**Exercise details**.
Each line that follows is to be retyped exactly.

**Dataset records**.
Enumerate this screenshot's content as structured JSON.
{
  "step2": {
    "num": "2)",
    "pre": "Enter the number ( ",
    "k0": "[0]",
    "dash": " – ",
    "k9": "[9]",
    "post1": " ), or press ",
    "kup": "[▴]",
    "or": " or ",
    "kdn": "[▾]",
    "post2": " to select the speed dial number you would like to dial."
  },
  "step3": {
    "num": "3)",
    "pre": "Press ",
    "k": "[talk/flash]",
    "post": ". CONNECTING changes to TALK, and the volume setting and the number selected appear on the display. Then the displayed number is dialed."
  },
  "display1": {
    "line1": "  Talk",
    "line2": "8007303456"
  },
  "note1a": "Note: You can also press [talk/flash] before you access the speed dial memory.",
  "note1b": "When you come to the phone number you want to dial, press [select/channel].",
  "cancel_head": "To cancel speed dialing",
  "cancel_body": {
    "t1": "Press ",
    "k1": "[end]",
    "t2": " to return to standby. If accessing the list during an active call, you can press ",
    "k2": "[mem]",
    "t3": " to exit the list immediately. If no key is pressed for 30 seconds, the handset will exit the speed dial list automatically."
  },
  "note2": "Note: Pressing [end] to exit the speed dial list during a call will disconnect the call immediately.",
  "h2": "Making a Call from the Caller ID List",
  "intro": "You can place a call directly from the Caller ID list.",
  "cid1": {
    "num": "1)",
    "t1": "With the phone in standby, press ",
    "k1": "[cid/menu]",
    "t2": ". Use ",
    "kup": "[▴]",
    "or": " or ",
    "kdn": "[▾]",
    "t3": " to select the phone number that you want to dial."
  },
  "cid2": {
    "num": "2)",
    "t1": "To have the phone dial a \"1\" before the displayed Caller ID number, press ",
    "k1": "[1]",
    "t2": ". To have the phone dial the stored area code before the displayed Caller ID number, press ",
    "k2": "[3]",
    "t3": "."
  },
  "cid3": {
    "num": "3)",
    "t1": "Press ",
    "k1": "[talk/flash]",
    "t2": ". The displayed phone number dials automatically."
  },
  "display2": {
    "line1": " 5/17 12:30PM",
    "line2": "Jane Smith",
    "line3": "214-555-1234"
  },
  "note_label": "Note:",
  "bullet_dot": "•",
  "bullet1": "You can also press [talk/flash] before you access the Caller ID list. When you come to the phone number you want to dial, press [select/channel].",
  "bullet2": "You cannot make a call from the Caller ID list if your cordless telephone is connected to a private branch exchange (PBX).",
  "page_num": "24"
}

**Result for this task**.
Enumerate this screenshot's content as structured JSON.
{
  "step2": {
    "num": "2)",
    "pre": "Enter the number ( ",
    "k0": "[0]",
    "dash": " – ",
    "k9": "[9]",
    "post1": " ), or press ",
    "kup": "[▴]",
    "or": " or ",
    "kdn": "[▾]",
    "post2": " to select the speed dial number you would like to dial."
  },
  "step3": {
    "num": "3)",
    "pre": "Press ",
    "k": "[talk/flash]",
    "post": ". CONNECTING changes to TALK, and the volume setting and the number selected appear on the display. Then the displayed number is dialed."
  },
  "display1": {
    "line1": "  Talk",
    "line2": "8007303456"
  },
  "note1a": "Note: You can also press [talk/flash] before you access the speed dial memory.",
  "note1b": "When you come to the phone number you want to dial, press [select/channel].",
  "cancel_head": "To cancel speed dialing",
  "cancel_body": {
    "t1": "Press ",
    "k1": "[end]",
    "t2": " to return to standby. If accessing the list during an active call, you can press ",
    "k2": "[mem]",
    "t3": " to exit the list immediately. If no key is pressed for 30 seconds, the handset will exit the speed dial list automatically."
  },
  "note2": "Note: Pressing [end] to exit the speed dial list during a call will disconnect the call immediately.",
  "h2": "Making a Call from the Caller ID List",
  "intro": "You can place a call directly from the Caller ID list.",
  "cid1": {
    "num": "1)",
    "t1": "With the phone in standby, press ",
    "k1": "[cid/menu]",
    "t2": ". Use ",
    "kup": "[▴]",
    "or": " or ",
    "kdn": "[▾]",
    "t3": " to select the phone number that you want to dial."
  },
  "cid2": {
    "num": "2)",
    "t1": "To have the phone dial a \"1\" before the displayed Caller ID number, press ",
    "k1": "[1]",
    "t2": ". To have the phone dial the stored area code before the displayed Caller ID number, press ",
    "k2": "[3]",
    "t3": "."
  },
  "cid3": {
    "num": "3)",
    "t1": "Press ",
    "k1": "[talk/flash]",
    "t2": ". The displayed phone number dials automatically."
  },
  "display2": {
    "line1": " 5/17 12:30PM",
    "line2": "Jane Smith",
    "line3": "214-555-1234"
  },
  "note_label": "Note:",
  "bullet_dot": "•",
  "bullet1": "You can also press [talk/flash] before you access the Caller ID list. When you come to the phone number you want to dial, press [select/channel].",
  "bullet2": "You cannot make a call from the Caller ID list if your cordless telephone is connected to a private branch exchange (PBX).",
  "page_num": "24"
}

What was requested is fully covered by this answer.